• PROBLEM TO WORK ON: Copy out every line containing the word "moins".

(Excerpt from a dataset)

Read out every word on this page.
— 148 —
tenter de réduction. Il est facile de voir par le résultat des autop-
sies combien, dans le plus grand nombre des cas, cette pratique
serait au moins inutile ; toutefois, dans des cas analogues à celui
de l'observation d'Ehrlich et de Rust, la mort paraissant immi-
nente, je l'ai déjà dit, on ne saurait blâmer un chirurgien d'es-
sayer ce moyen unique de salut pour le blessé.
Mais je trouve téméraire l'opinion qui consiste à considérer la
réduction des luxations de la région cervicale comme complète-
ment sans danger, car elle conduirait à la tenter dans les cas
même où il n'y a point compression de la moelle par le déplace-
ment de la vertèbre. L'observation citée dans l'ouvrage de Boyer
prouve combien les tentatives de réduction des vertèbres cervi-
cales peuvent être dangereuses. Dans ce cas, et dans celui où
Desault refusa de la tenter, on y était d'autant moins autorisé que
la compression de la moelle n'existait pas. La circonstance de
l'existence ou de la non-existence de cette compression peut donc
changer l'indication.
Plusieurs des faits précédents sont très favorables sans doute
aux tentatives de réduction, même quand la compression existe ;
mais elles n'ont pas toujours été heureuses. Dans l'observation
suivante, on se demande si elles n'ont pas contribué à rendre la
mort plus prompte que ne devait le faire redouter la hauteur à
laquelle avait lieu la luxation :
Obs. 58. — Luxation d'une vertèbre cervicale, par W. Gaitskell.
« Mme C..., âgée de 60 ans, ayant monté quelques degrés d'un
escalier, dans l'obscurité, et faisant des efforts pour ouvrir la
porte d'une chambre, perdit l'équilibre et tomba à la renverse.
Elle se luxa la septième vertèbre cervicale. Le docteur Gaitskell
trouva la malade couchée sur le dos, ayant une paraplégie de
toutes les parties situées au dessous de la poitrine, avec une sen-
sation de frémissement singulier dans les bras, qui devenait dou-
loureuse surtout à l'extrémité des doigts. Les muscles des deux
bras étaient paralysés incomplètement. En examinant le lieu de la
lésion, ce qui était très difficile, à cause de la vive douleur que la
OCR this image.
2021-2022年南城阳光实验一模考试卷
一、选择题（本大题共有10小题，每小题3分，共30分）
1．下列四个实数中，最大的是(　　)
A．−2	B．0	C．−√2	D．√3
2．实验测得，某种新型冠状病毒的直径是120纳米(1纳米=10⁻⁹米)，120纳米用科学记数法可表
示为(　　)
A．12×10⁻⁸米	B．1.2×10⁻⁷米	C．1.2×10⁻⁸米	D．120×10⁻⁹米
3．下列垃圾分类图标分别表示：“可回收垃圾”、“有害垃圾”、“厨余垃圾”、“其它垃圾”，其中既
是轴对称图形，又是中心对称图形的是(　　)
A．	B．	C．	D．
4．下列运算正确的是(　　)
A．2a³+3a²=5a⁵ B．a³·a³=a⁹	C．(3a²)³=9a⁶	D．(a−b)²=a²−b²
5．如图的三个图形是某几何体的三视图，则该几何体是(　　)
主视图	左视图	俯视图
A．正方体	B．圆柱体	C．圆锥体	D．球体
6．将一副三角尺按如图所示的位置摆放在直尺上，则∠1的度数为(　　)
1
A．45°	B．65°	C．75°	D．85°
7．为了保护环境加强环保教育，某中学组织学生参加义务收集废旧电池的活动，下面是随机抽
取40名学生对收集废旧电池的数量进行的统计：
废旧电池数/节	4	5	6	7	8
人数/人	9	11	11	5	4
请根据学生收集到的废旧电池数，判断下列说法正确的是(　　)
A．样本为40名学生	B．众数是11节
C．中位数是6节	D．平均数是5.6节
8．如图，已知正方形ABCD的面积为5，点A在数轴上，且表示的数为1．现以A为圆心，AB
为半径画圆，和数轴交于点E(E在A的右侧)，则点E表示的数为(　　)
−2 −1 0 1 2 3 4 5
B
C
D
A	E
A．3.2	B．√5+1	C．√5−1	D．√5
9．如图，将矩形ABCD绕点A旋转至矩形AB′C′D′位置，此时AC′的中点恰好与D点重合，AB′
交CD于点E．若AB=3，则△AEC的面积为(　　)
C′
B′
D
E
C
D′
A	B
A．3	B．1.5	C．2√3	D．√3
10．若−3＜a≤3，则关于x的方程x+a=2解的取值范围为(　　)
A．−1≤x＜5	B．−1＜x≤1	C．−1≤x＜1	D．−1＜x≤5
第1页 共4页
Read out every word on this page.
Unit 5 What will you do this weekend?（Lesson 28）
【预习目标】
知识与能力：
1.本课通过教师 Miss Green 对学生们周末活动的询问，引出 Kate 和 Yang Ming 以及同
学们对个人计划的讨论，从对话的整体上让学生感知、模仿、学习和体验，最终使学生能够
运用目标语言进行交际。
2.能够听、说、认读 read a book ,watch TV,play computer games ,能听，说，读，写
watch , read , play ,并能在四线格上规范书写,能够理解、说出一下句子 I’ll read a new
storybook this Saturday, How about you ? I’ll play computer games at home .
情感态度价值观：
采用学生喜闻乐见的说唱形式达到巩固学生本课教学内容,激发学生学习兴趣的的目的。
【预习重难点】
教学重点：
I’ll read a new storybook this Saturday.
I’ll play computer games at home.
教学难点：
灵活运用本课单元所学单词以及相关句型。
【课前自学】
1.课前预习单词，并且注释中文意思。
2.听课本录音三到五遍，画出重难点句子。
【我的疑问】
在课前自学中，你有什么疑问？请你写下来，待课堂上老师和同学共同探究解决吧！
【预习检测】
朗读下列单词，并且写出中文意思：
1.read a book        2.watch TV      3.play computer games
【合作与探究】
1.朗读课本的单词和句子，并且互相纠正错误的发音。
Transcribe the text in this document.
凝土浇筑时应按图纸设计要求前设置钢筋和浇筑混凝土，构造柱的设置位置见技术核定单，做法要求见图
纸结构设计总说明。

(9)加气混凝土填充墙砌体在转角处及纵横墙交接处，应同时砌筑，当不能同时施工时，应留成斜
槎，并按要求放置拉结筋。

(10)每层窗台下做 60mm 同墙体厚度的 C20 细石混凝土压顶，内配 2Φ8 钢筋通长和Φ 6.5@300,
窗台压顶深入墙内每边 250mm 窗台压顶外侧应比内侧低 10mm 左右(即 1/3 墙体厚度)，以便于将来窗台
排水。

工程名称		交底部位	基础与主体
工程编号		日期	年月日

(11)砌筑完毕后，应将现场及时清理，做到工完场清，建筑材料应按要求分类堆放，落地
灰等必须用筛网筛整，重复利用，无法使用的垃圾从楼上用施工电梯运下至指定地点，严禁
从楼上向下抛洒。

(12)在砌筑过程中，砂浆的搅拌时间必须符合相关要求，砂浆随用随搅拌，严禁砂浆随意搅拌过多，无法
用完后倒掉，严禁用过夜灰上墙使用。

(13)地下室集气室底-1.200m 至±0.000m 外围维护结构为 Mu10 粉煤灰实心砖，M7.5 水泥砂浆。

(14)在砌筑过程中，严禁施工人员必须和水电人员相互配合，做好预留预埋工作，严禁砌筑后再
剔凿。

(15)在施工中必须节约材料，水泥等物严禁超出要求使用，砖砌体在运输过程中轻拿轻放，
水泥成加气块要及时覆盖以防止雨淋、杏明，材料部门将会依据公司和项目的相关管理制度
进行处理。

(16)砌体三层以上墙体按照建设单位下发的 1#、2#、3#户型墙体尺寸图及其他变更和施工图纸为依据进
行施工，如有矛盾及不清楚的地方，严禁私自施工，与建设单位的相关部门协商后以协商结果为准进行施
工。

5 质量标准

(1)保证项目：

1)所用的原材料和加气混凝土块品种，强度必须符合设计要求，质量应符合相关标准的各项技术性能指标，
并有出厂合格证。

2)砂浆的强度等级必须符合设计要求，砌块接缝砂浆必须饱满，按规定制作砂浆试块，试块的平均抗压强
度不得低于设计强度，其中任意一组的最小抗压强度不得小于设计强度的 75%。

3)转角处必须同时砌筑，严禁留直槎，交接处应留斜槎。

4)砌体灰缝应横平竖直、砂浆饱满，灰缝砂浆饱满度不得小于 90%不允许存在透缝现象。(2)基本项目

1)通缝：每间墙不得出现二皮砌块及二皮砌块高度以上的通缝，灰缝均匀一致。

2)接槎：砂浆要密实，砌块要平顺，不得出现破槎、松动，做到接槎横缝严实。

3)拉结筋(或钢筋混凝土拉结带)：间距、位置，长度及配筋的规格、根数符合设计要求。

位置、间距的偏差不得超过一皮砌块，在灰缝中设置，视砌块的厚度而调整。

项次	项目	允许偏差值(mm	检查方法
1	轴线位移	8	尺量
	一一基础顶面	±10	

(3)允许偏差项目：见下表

• REPLY:
serait au moins inutile ; toutefois, dans des cas analogues à celui
Desault refusa de la tenter, on y était d'autant moins autorisé que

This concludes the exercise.